The task:
An exact copy of all the data, minus the images, is required.

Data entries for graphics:
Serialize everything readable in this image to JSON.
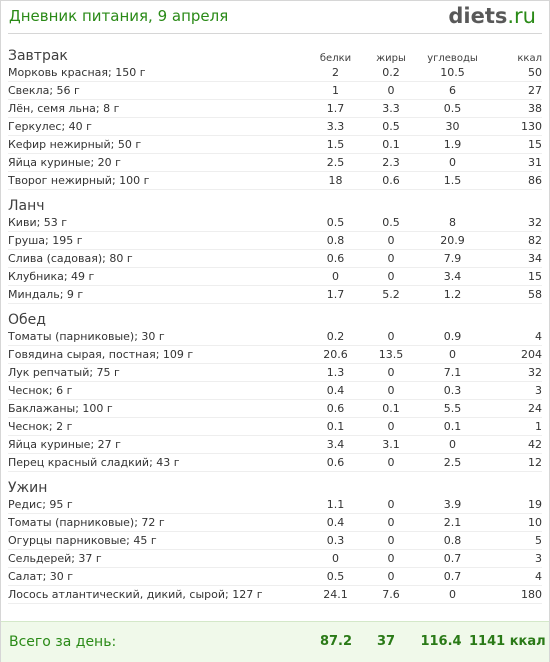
{
  "header": {
    "title": "Дневник питания, 9 апреля",
    "logo_part1": "d",
    "logo_part2": "iets",
    "logo_part3": ".ru"
  },
  "columns": {
    "protein": "белки",
    "fat": "жиры",
    "carbs": "углеводы",
    "kcal": "ккал"
  },
  "meals": [
    {
      "name": "Завтрак",
      "items": [
        {
          "name": "Морковь красная; 150 г",
          "protein": "2",
          "fat": "0.2",
          "carbs": "10.5",
          "kcal": "50"
        },
        {
          "name": "Свекла; 56 г",
          "protein": "1",
          "fat": "0",
          "carbs": "6",
          "kcal": "27"
        },
        {
          "name": "Лён, семя льна; 8 г",
          "protein": "1.7",
          "fat": "3.3",
          "carbs": "0.5",
          "kcal": "38"
        },
        {
          "name": "Геркулес; 40 г",
          "protein": "3.3",
          "fat": "0.5",
          "carbs": "30",
          "kcal": "130"
        },
        {
          "name": "Кефир нежирный; 50 г",
          "protein": "1.5",
          "fat": "0.1",
          "carbs": "1.9",
          "kcal": "15"
        },
        {
          "name": "Яйца куриные; 20 г",
          "protein": "2.5",
          "fat": "2.3",
          "carbs": "0",
          "kcal": "31"
        },
        {
          "name": "Творог нежирный; 100 г",
          "protein": "18",
          "fat": "0.6",
          "carbs": "1.5",
          "kcal": "86"
        }
      ]
    },
    {
      "name": "Ланч",
      "items": [
        {
          "name": "Киви; 53 г",
          "protein": "0.5",
          "fat": "0.5",
          "carbs": "8",
          "kcal": "32"
        },
        {
          "name": "Груша; 195 г",
          "protein": "0.8",
          "fat": "0",
          "carbs": "20.9",
          "kcal": "82"
        },
        {
          "name": "Слива (садовая); 80 г",
          "protein": "0.6",
          "fat": "0",
          "carbs": "7.9",
          "kcal": "34"
        },
        {
          "name": "Клубника; 49 г",
          "protein": "0",
          "fat": "0",
          "carbs": "3.4",
          "kcal": "15"
        },
        {
          "name": "Миндаль; 9 г",
          "protein": "1.7",
          "fat": "5.2",
          "carbs": "1.2",
          "kcal": "58"
        }
      ]
    },
    {
      "name": "Обед",
      "items": [
        {
          "name": "Томаты (парниковые); 30 г",
          "protein": "0.2",
          "fat": "0",
          "carbs": "0.9",
          "kcal": "4"
        },
        {
          "name": "Говядина сырая, постная; 109 г",
          "protein": "20.6",
          "fat": "13.5",
          "carbs": "0",
          "kcal": "204"
        },
        {
          "name": "Лук репчатый; 75 г",
          "protein": "1.3",
          "fat": "0",
          "carbs": "7.1",
          "kcal": "32"
        },
        {
          "name": "Чеснок; 6 г",
          "protein": "0.4",
          "fat": "0",
          "carbs": "0.3",
          "kcal": "3"
        },
        {
          "name": "Баклажаны; 100 г",
          "protein": "0.6",
          "fat": "0.1",
          "carbs": "5.5",
          "kcal": "24"
        },
        {
          "name": "Чеснок; 2 г",
          "protein": "0.1",
          "fat": "0",
          "carbs": "0.1",
          "kcal": "1"
        },
        {
          "name": "Яйца куриные; 27 г",
          "protein": "3.4",
          "fat": "3.1",
          "carbs": "0",
          "kcal": "42"
        },
        {
          "name": "Перец красный сладкий; 43 г",
          "protein": "0.6",
          "fat": "0",
          "carbs": "2.5",
          "kcal": "12"
        }
      ]
    },
    {
      "name": "Ужин",
      "items": [
        {
          "name": "Редис; 95 г",
          "protein": "1.1",
          "fat": "0",
          "carbs": "3.9",
          "kcal": "19"
        },
        {
          "name": "Томаты (парниковые); 72 г",
          "protein": "0.4",
          "fat": "0",
          "carbs": "2.1",
          "kcal": "10"
        },
        {
          "name": "Огурцы парниковые; 45 г",
          "protein": "0.3",
          "fat": "0",
          "carbs": "0.8",
          "kcal": "5"
        },
        {
          "name": "Сельдерей; 37 г",
          "protein": "0",
          "fat": "0",
          "carbs": "0.7",
          "kcal": "3"
        },
        {
          "name": "Салат; 30 г",
          "protein": "0.5",
          "fat": "0",
          "carbs": "0.7",
          "kcal": "4"
        },
        {
          "name": "Лосось атлантический, дикий, сырой; 127 г",
          "protein": "24.1",
          "fat": "7.6",
          "carbs": "0",
          "kcal": "180"
        }
      ]
    }
  ],
  "totals": {
    "label": "Всего за день:",
    "protein": "87.2",
    "fat": "37",
    "carbs": "116.4",
    "kcal": "1141 ккал"
  }
}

Expected answer:
Serialize everything readable in this image to JSON.
{
  "header": {
    "title": "Дневник питания, 9 апреля",
    "logo_part1": "d",
    "logo_part2": "iets",
    "logo_part3": ".ru"
  },
  "columns": {
    "protein": "белки",
    "fat": "жиры",
    "carbs": "углеводы",
    "kcal": "ккал"
  },
  "meals": [
    {
      "name": "Завтрак",
      "items": [
        {
          "name": "Морковь красная; 150 г",
          "protein": "2",
          "fat": "0.2",
          "carbs": "10.5",
          "kcal": "50"
        },
        {
          "name": "Свекла; 56 г",
          "protein": "1",
          "fat": "0",
          "carbs": "6",
          "kcal": "27"
        },
        {
          "name": "Лён, семя льна; 8 г",
          "protein": "1.7",
          "fat": "3.3",
          "carbs": "0.5",
          "kcal": "38"
        },
        {
          "name": "Геркулес; 40 г",
          "protein": "3.3",
          "fat": "0.5",
          "carbs": "30",
          "kcal": "130"
        },
        {
          "name": "Кефир нежирный; 50 г",
          "protein": "1.5",
          "fat": "0.1",
          "carbs": "1.9",
          "kcal": "15"
        },
        {
          "name": "Яйца куриные; 20 г",
          "protein": "2.5",
          "fat": "2.3",
          "carbs": "0",
          "kcal": "31"
        },
        {
          "name": "Творог нежирный; 100 г",
          "protein": "18",
          "fat": "0.6",
          "carbs": "1.5",
          "kcal": "86"
        }
      ]
    },
    {
      "name": "Ланч",
      "items": [
        {
          "name": "Киви; 53 г",
          "protein": "0.5",
          "fat": "0.5",
          "carbs": "8",
          "kcal": "32"
        },
        {
          "name": "Груша; 195 г",
          "protein": "0.8",
          "fat": "0",
          "carbs": "20.9",
          "kcal": "82"
        },
        {
          "name": "Слива (садовая); 80 г",
          "protein": "0.6",
          "fat": "0",
          "carbs": "7.9",
          "kcal": "34"
        },
        {
          "name": "Клубника; 49 г",
          "protein": "0",
          "fat": "0",
          "carbs": "3.4",
          "kcal": "15"
        },
        {
          "name": "Миндаль; 9 г",
          "protein": "1.7",
          "fat": "5.2",
          "carbs": "1.2",
          "kcal": "58"
        }
      ]
    },
    {
      "name": "Обед",
      "items": [
        {
          "name": "Томаты (парниковые); 30 г",
          "protein": "0.2",
          "fat": "0",
          "carbs": "0.9",
          "kcal": "4"
        },
        {
          "name": "Говядина сырая, постная; 109 г",
          "protein": "20.6",
          "fat": "13.5",
          "carbs": "0",
          "kcal": "204"
        },
        {
          "name": "Лук репчатый; 75 г",
          "protein": "1.3",
          "fat": "0",
          "carbs": "7.1",
          "kcal": "32"
        },
        {
          "name": "Чеснок; 6 г",
          "protein": "0.4",
          "fat": "0",
          "carbs": "0.3",
          "kcal": "3"
        },
        {
          "name": "Баклажаны; 100 г",
          "protein": "0.6",
          "fat": "0.1",
          "carbs": "5.5",
          "kcal": "24"
        },
        {
          "name": "Чеснок; 2 г",
          "protein": "0.1",
          "fat": "0",
          "carbs": "0.1",
          "kcal": "1"
        },
        {
          "name": "Яйца куриные; 27 г",
          "protein": "3.4",
          "fat": "3.1",
          "carbs": "0",
          "kcal": "42"
        },
        {
          "name": "Перец красный сладкий; 43 г",
          "protein": "0.6",
          "fat": "0",
          "carbs": "2.5",
          "kcal": "12"
        }
      ]
    },
    {
      "name": "Ужин",
      "items": [
        {
          "name": "Редис; 95 г",
          "protein": "1.1",
          "fat": "0",
          "carbs": "3.9",
          "kcal": "19"
        },
        {
          "name": "Томаты (парниковые); 72 г",
          "protein": "0.4",
          "fat": "0",
          "carbs": "2.1",
          "kcal": "10"
        },
        {
          "name": "Огурцы парниковые; 45 г",
          "protein": "0.3",
          "fat": "0",
          "carbs": "0.8",
          "kcal": "5"
        },
        {
          "name": "Сельдерей; 37 г",
          "protein": "0",
          "fat": "0",
          "carbs": "0.7",
          "kcal": "3"
        },
        {
          "name": "Салат; 30 г",
          "protein": "0.5",
          "fat": "0",
          "carbs": "0.7",
          "kcal": "4"
        },
        {
          "name": "Лосось атлантический, дикий, сырой; 127 г",
          "protein": "24.1",
          "fat": "7.6",
          "carbs": "0",
          "kcal": "180"
        }
      ]
    }
  ],
  "totals": {
    "label": "Всего за день:",
    "protein": "87.2",
    "fat": "37",
    "carbs": "116.4",
    "kcal": "1141 ккал"
  }
}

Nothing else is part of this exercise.